Challenge:
Retype the rows word for word, starting at the row containing "metric-row-forward-ev-sales: Forward EV/Sales" and ending at the row containing "metrics-grid: Market Cap", both included.

====

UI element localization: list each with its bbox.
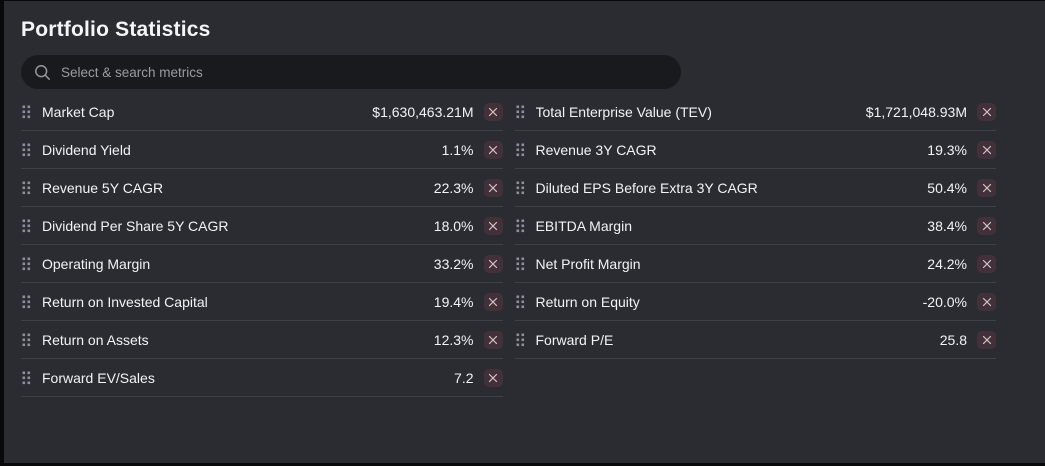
metric-row-forward-ev-sales: Forward EV/Sales 7.2: [21, 359, 503, 397]
drag-handle-icon[interactable]: [515, 255, 526, 273]
remove-metric-button[interactable]: [483, 368, 503, 387]
metric-search-bar[interactable]: [21, 55, 681, 89]
remove-metric-button[interactable]: [483, 140, 503, 159]
metric-row-return-on-invested-capital: Return on Invested Capital 19.4%: [21, 283, 503, 321]
metrics-grid: Market Cap $1,630,463.21M Dividend Yield…: [21, 93, 996, 397]
remove-metric-button[interactable]: [483, 216, 503, 235]
close-icon: [488, 145, 498, 155]
drag-handle-icon[interactable]: [515, 179, 526, 197]
metric-value: 50.4%: [927, 179, 967, 196]
remove-metric-button[interactable]: [483, 178, 503, 197]
drag-handle-icon[interactable]: [515, 293, 526, 311]
metric-row-dividend-yield: Dividend Yield 1.1%: [21, 131, 503, 169]
metric-label: Market Cap: [42, 103, 115, 120]
search-input[interactable]: [59, 63, 681, 81]
metric-value: 18.0%: [433, 217, 474, 234]
remove-metric-button[interactable]: [977, 292, 996, 311]
close-icon: [982, 183, 992, 193]
page-title: Portfolio Statistics: [21, 18, 211, 41]
metrics-column-right: Total Enterprise Value (TEV) $1,721,048.…: [514, 93, 996, 359]
metric-value: 12.3%: [433, 331, 474, 348]
metric-row-ebitda-margin: EBITDA Margin 38.4%: [514, 207, 996, 245]
metric-row-diluted-eps-before-extra-3y-cagr: Diluted EPS Before Extra 3Y CAGR 50.4%: [514, 169, 996, 207]
remove-metric-button[interactable]: [483, 330, 503, 349]
drag-handle-icon[interactable]: [515, 217, 526, 235]
metric-value: 19.4%: [433, 293, 474, 310]
drag-handle-icon[interactable]: [21, 179, 32, 197]
metric-label: Total Enterprise Value (TEV): [535, 103, 712, 120]
metric-label: Operating Margin: [42, 255, 151, 272]
drag-handle-icon[interactable]: [515, 141, 526, 159]
metric-label: Revenue 5Y CAGR: [42, 179, 164, 196]
close-icon: [488, 259, 498, 269]
remove-metric-button[interactable]: [483, 102, 503, 121]
metric-row-dividend-per-share-5y-cagr: Dividend Per Share 5Y CAGR 18.0%: [21, 207, 503, 245]
remove-metric-button[interactable]: [483, 292, 503, 311]
metric-row-forward-pe: Forward P/E 25.8: [514, 321, 996, 359]
metric-row-total-enterprise-value: Total Enterprise Value (TEV) $1,721,048.…: [514, 93, 996, 131]
metric-label: Forward EV/Sales: [42, 369, 155, 386]
close-icon: [488, 297, 498, 307]
metric-value: 24.2%: [927, 255, 967, 272]
close-icon: [982, 259, 992, 269]
remove-metric-button[interactable]: [977, 102, 996, 121]
metric-value: 19.3%: [927, 141, 967, 158]
close-icon: [488, 335, 498, 345]
metric-label: Diluted EPS Before Extra 3Y CAGR: [535, 179, 758, 196]
metric-value: 33.2%: [433, 255, 474, 272]
metric-value: -20.0%: [922, 293, 967, 310]
remove-metric-button[interactable]: [977, 140, 996, 159]
remove-metric-button[interactable]: [977, 216, 996, 235]
metric-value: 22.3%: [433, 179, 474, 196]
metric-label: Revenue 3Y CAGR: [535, 141, 657, 158]
close-icon: [488, 373, 498, 383]
drag-handle-icon[interactable]: [21, 369, 32, 387]
metric-value: 1.1%: [441, 141, 474, 158]
drag-handle-icon[interactable]: [21, 141, 32, 159]
remove-metric-button[interactable]: [977, 178, 996, 197]
metrics-column-left: Market Cap $1,630,463.21M Dividend Yield…: [21, 93, 503, 397]
metric-row-revenue-3y-cagr: Revenue 3Y CAGR 19.3%: [514, 131, 996, 169]
metric-label: Dividend Per Share 5Y CAGR: [42, 217, 229, 234]
metric-value: $1,630,463.21M: [372, 103, 474, 120]
close-icon: [982, 107, 992, 117]
close-icon: [488, 107, 498, 117]
close-icon: [982, 145, 992, 155]
metric-label: Dividend Yield: [42, 141, 131, 158]
close-icon: [982, 297, 992, 307]
metric-label: Return on Assets: [42, 331, 149, 348]
close-icon: [982, 335, 992, 345]
close-icon: [488, 221, 498, 231]
drag-handle-icon[interactable]: [21, 293, 32, 311]
drag-handle-icon[interactable]: [21, 217, 32, 235]
metric-row-return-on-assets: Return on Assets 12.3%: [21, 321, 503, 359]
metric-value: $1,721,048.93M: [865, 103, 967, 120]
metric-value: 7.2: [454, 369, 474, 386]
metric-label: Forward P/E: [535, 331, 614, 348]
drag-handle-icon[interactable]: [21, 103, 32, 121]
remove-metric-button[interactable]: [483, 254, 503, 273]
drag-handle-icon[interactable]: [515, 103, 526, 121]
metric-label: Net Profit Margin: [535, 255, 641, 272]
remove-metric-button[interactable]: [977, 330, 996, 349]
metric-value: 38.4%: [927, 217, 967, 234]
drag-handle-icon[interactable]: [21, 255, 32, 273]
metric-value: 25.8: [939, 331, 967, 348]
metric-label: Return on Invested Capital: [42, 293, 208, 310]
metric-row-market-cap: Market Cap $1,630,463.21M: [21, 93, 503, 131]
search-icon: [34, 64, 51, 81]
portfolio-statistics-panel: Portfolio Statistics Market Cap $1,630,4…: [4, 1, 1045, 463]
metric-label: EBITDA Margin: [535, 217, 632, 234]
metric-row-revenue-5y-cagr: Revenue 5Y CAGR 22.3%: [21, 169, 503, 207]
metric-row-return-on-equity: Return on Equity -20.0%: [514, 283, 996, 321]
close-icon: [982, 221, 992, 231]
close-icon: [488, 183, 498, 193]
metric-row-net-profit-margin: Net Profit Margin 24.2%: [514, 245, 996, 283]
drag-handle-icon[interactable]: [21, 331, 32, 349]
remove-metric-button[interactable]: [977, 254, 996, 273]
metric-row-operating-margin: Operating Margin 33.2%: [21, 245, 503, 283]
metric-label: Return on Equity: [535, 293, 640, 310]
drag-handle-icon[interactable]: [515, 331, 526, 349]
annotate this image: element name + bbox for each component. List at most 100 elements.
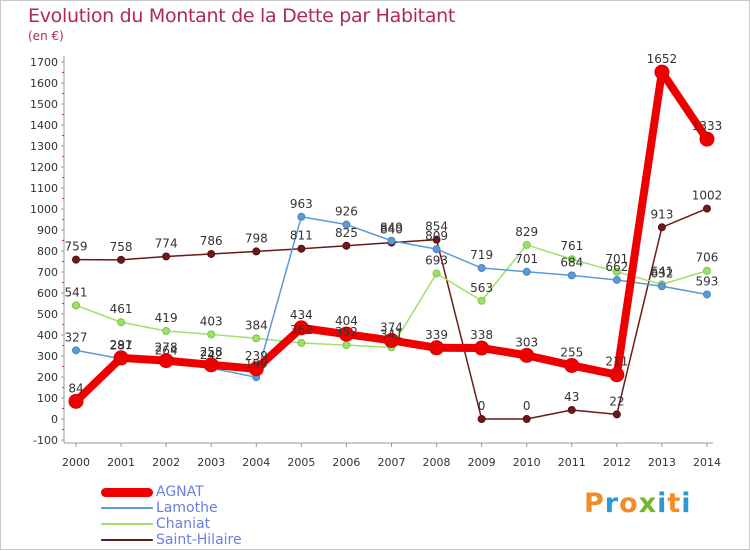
data-point-saint-hilaire: [162, 252, 171, 261]
legend-label-agnat: AGNAT: [156, 484, 204, 500]
data-point-agnat: [203, 357, 219, 373]
data-label-chaniat: 403: [200, 314, 223, 328]
x-tick-label: 2006: [332, 456, 360, 469]
data-point-lamothe: [477, 264, 486, 273]
chart-unit: (en €): [28, 29, 64, 43]
data-label-lamothe: 593: [696, 274, 719, 288]
data-label-lamothe: 242: [200, 348, 223, 362]
proxiti-logo: Proxiti: [584, 488, 692, 519]
data-label-lamothe: 264: [155, 344, 178, 358]
data-label-chaniat: 384: [245, 318, 268, 332]
data-point-saint-hilaire: [252, 247, 261, 256]
legend-item-saint-hilaire: Saint-Hilaire: [101, 532, 301, 548]
data-label-chaniat: 419: [155, 311, 178, 325]
y-tick-label: 1300: [30, 140, 58, 153]
logo-letter: P: [584, 488, 605, 519]
data-label-saint-hilaire: 774: [155, 236, 178, 250]
data-label-chaniat: 352: [335, 325, 358, 339]
logo-letter: o: [619, 488, 639, 519]
legend-label-chaniat: Chaniat: [156, 516, 211, 532]
data-point-agnat: [429, 340, 445, 356]
data-label-lamothe: 809: [425, 229, 448, 243]
y-tick-label: 400: [37, 329, 58, 342]
data-point-agnat: [383, 332, 399, 348]
data-label-agnat: 303: [515, 335, 538, 349]
data-label-saint-hilaire: 758: [110, 240, 133, 254]
y-tick-label: 800: [37, 245, 58, 258]
x-tick-label: 2001: [107, 456, 135, 469]
legend-label-lamothe: Lamothe: [156, 500, 218, 516]
y-tick-label: 700: [37, 266, 58, 279]
logo-letter: i: [681, 488, 692, 519]
data-label-chaniat: 341: [380, 327, 403, 341]
data-label-saint-hilaire: 0: [478, 399, 486, 413]
data-point-agnat: [609, 367, 625, 383]
data-label-agnat: 255: [560, 345, 583, 359]
data-label-lamothe: 632: [650, 266, 673, 280]
y-tick-label: 1500: [30, 98, 58, 111]
data-label-chaniat: 701: [605, 252, 628, 266]
data-label-agnat: 338: [470, 328, 493, 342]
data-point-agnat: [248, 361, 264, 377]
y-tick-label: 1600: [30, 77, 58, 90]
data-point-saint-hilaire: [432, 235, 441, 244]
legend-swatch-chaniat: [101, 523, 153, 525]
y-tick-label: 1700: [30, 56, 58, 69]
x-tick-label: 2014: [693, 456, 721, 469]
data-label-agnat: 258: [200, 345, 223, 359]
legend: AGNAT Lamothe Chaniat Saint-Hilaire: [101, 484, 301, 548]
data-point-agnat: [654, 64, 670, 80]
data-label-lamothe: 719: [470, 248, 493, 262]
data-label-agnat: 239: [245, 349, 268, 363]
logo-letter: x: [638, 488, 658, 519]
data-point-lamothe: [702, 290, 711, 299]
data-point-chaniat: [567, 255, 576, 264]
y-tick-label: 100: [37, 392, 58, 405]
x-tick-label: 2003: [197, 456, 225, 469]
data-point-chaniat: [297, 338, 306, 347]
data-point-lamothe: [522, 267, 531, 276]
legend-swatch-lamothe: [101, 507, 153, 509]
data-label-lamothe: 684: [560, 255, 583, 269]
y-tick-label: 1000: [30, 203, 58, 216]
data-label-saint-hilaire: 43: [564, 390, 579, 404]
data-label-agnat: 211: [605, 355, 628, 369]
legend-item-agnat: AGNAT: [101, 484, 301, 500]
data-label-saint-hilaire: 854: [425, 220, 448, 234]
data-point-chaniat: [342, 341, 351, 350]
data-label-agnat: 1333: [692, 119, 723, 133]
data-label-lamothe: 849: [380, 221, 403, 235]
data-label-saint-hilaire: 786: [200, 234, 223, 248]
logo-letter: t: [667, 488, 682, 519]
x-tick-label: 2004: [242, 456, 270, 469]
data-point-agnat: [564, 357, 580, 373]
data-label-agnat: 84: [68, 381, 83, 395]
data-label-lamothe: 963: [290, 197, 313, 211]
data-label-chaniat: 541: [65, 285, 88, 299]
data-point-agnat: [474, 340, 490, 356]
y-tick-label: 1100: [30, 182, 58, 195]
data-point-agnat: [113, 350, 129, 366]
y-tick-label: 200: [37, 371, 58, 384]
x-tick-label: 2013: [648, 456, 676, 469]
x-tick-label: 2009: [468, 456, 496, 469]
data-point-lamothe: [342, 220, 351, 229]
data-label-agnat: 434: [290, 308, 313, 322]
data-label-chaniat: 693: [425, 253, 448, 267]
data-label-saint-hilaire: 798: [245, 231, 268, 245]
x-tick-label: 2007: [377, 456, 405, 469]
data-point-agnat: [699, 131, 715, 147]
x-tick-label: 2002: [152, 456, 180, 469]
data-label-saint-hilaire: 811: [290, 229, 313, 243]
legend-swatch-agnat: [101, 487, 153, 497]
legend-label-saint-hilaire: Saint-Hilaire: [156, 532, 242, 548]
data-point-saint-hilaire: [117, 255, 126, 264]
y-tick-label: 1200: [30, 161, 58, 174]
x-tick-label: 2010: [513, 456, 541, 469]
data-point-chaniat: [477, 296, 486, 305]
y-tick-label: -100: [33, 434, 58, 447]
data-label-lamothe: 287: [110, 339, 133, 353]
data-point-saint-hilaire: [297, 244, 306, 253]
logo-letter: r: [604, 488, 620, 519]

====

Output:
metric-row-forward-ev-sales: Forward EV/Sales 7.2: [21, 359, 503, 397]
drag-handle-icon[interactable]: [515, 255, 526, 273]
remove-metric-button[interactable]: [483, 368, 503, 387]
metric-search-bar[interactable]: [21, 55, 681, 89]
remove-metric-button[interactable]: [483, 140, 503, 159]
metric-row-return-on-invested-capital: Return on Invested Capital 19.4%: [21, 283, 503, 321]
metrics-grid: Market Cap $1,630,463.21M Dividend Yield…: [21, 93, 996, 397]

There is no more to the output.